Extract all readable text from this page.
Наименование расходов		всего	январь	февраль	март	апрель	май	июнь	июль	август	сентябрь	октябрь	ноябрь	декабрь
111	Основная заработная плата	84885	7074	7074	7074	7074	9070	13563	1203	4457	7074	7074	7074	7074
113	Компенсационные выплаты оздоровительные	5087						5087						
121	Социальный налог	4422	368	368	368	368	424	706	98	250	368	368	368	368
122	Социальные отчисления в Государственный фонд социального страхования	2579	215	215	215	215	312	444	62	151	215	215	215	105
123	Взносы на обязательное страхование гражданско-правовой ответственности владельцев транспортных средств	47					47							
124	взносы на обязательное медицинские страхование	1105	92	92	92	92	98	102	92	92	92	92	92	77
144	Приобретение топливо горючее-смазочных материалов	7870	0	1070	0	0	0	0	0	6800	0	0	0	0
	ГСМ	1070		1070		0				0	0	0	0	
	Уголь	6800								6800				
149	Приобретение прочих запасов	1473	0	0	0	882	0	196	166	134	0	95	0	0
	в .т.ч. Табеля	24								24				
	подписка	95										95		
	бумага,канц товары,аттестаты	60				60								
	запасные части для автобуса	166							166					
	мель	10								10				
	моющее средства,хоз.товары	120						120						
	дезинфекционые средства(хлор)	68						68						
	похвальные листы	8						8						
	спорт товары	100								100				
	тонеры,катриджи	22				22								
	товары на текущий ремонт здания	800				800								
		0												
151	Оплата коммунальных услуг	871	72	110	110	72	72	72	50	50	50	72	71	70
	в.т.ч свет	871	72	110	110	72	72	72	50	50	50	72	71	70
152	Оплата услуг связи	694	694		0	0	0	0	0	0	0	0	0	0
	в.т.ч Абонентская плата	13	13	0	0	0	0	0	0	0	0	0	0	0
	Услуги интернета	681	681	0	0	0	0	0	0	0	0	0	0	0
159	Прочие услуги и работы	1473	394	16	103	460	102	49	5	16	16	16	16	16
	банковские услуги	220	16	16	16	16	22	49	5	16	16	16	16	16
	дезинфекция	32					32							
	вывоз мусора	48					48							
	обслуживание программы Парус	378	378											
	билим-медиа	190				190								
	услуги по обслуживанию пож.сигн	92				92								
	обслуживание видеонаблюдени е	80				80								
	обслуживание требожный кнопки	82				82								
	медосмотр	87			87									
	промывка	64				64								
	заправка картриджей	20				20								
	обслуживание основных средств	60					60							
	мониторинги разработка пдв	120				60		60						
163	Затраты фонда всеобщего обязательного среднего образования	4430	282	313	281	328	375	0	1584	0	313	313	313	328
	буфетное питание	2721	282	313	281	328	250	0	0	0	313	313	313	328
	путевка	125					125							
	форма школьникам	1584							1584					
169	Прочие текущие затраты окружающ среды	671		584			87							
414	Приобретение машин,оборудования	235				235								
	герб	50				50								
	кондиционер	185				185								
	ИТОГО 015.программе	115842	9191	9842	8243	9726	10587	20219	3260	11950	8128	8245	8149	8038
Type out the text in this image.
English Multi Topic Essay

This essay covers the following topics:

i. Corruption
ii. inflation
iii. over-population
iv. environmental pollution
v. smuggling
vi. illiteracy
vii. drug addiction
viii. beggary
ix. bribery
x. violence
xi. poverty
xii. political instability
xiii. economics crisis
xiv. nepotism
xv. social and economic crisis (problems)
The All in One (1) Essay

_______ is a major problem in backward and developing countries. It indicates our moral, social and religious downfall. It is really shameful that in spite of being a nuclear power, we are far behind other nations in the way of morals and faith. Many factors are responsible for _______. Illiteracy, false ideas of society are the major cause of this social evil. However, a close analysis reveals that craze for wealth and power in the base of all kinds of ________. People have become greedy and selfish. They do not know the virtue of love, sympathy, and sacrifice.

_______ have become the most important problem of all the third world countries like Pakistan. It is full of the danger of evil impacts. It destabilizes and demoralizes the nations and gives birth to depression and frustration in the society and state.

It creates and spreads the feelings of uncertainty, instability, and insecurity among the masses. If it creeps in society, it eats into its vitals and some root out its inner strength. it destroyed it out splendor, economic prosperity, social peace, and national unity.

────────

- **Short exercise**:
Make an exact copy of the data above.

- **Finished exercise**:
Extract all readable text from this page.
Наименование расходов		всего	январь	февраль	март	апрель	май	июнь	июль	август	сентябрь	октябрь	ноябрь	декабрь
111	Основная заработная плата	84885	7074	7074	7074	7074	9070	13563	1203	4457	7074	7074	7074	7074
113	Компенсационные выплаты оздоровительные	5087						5087						
121	Социальный налог	4422	368	368	368	368	424	706	98	250	368	368	368	368
122	Социальные отчисления в Государственный фонд социального страхования	2579	215	215	215	215	312	444	62	151	215	215	215	105
123	Взносы на обязательное страхование гражданско-правовой ответственности владельцев транспортных средств	47					47							
124	взносы на обязательное медицинские страхование	1105	92	92	92	92	98	102	92	92	92	92	92	77
144	Приобретение топливо горючее-смазочных материалов	7870	0	1070	0	0	0	0	0	6800	0	0	0	0
	ГСМ	1070		1070		0				0	0	0	0	
	Уголь	6800								6800				
149	Приобретение прочих запасов	1473	0	0	0	882	0	196	166	134	0	95	0	0
	в .т.ч. Табеля	24								24				
	подписка	95										95		
	бумага,канц товары,аттестаты	60				60								
	запасные части для автобуса	166							166					
	мель	10								10				
	моющее средства,хоз.товары	120						120						
	дезинфекционые средства(хлор)	68						68						
	похвальные листы	8						8						
	спорт товары	100								100				
	тонеры,катриджи	22				22								
	товары на текущий ремонт здания	800				800								
		0												
151	Оплата коммунальных услуг	871	72	110	110	72	72	72	50	50	50	72	71	70
	в.т.ч свет	871	72	110	110	72	72	72	50	50	50	72	71	70
152	Оплата услуг связи	694	694		0	0	0	0	0	0	0	0	0	0
	в.т.ч Абонентская плата	13	13	0	0	0	0	0	0	0	0	0	0	0
	Услуги интернета	681	681	0	0	0	0	0	0	0	0	0	0	0
159	Прочие услуги и работы	1473	394	16	103	460	102	49	5	16	16	16	16	16
	банковские услуги	220	16	16	16	16	22	49	5	16	16	16	16	16
	дезинфекция	32					32							
	вывоз мусора	48					48							
	обслуживание программы Парус	378	378											
	билим-медиа	190				190								
	услуги по обслуживанию пож.сигн	92				92								
	обслуживание видеонаблюдени е	80				80								
	обслуживание требожный кнопки	82				82								
	медосмотр	87			87									
	промывка	64				64								
	заправка картриджей	20				20								
	обслуживание основных средств	60					60							
	мониторинги разработка пдв	120				60		60						
163	Затраты фонда всеобщего обязательного среднего образования	4430	282	313	281	328	375	0	1584	0	313	313	313	328
	буфетное питание	2721	282	313	281	328	250	0	0	0	313	313	313	328
	путевка	125					125							
	форма школьникам	1584							1584					
169	Прочие текущие затраты окружающ среды	671		584			87							
414	Приобретение машин,оборудования	235				235								
	герб	50				50								
	кондиционер	185				185								
	ИТОГО 015.программе	115842	9191	9842	8243	9726	10587	20219	3260	11950	8128	8245	8149	8038
Type out the text in this image.
English Multi Topic Essay

This essay covers the following topics:

i. Corruption
ii. inflation
iii. over-population
iv. environmental pollution
v. smuggling
vi. illiteracy
vii. drug addiction
viii. beggary
ix. bribery
x. violence
xi. poverty
xii. political instability
xiii. economics crisis
xiv. nepotism
xv. social and economic crisis (problems)
The All in One (1) Essay

_______ is a major problem in backward and developing countries. It indicates our moral, social and religious downfall. It is really shameful that in spite of being a nuclear power, we are far behind other nations in the way of morals and faith. Many factors are responsible for _______. Illiteracy, false ideas of society are the major cause of this social evil. However, a close analysis reveals that craze for wealth and power in the base of all kinds of ________. People have become greedy and selfish. They do not know the virtue of love, sympathy, and sacrifice.

_______ have become the most important problem of all the third world countries like Pakistan. It is full of the danger of evil impacts. It destabilizes and demoralizes the nations and gives birth to depression and frustration in the society and state.

It creates and spreads the feelings of uncertainty, instability, and insecurity among the masses. If it creeps in society, it eats into its vitals and some root out its inner strength. it destroyed it out splendor, economic prosperity, social peace, and national unity.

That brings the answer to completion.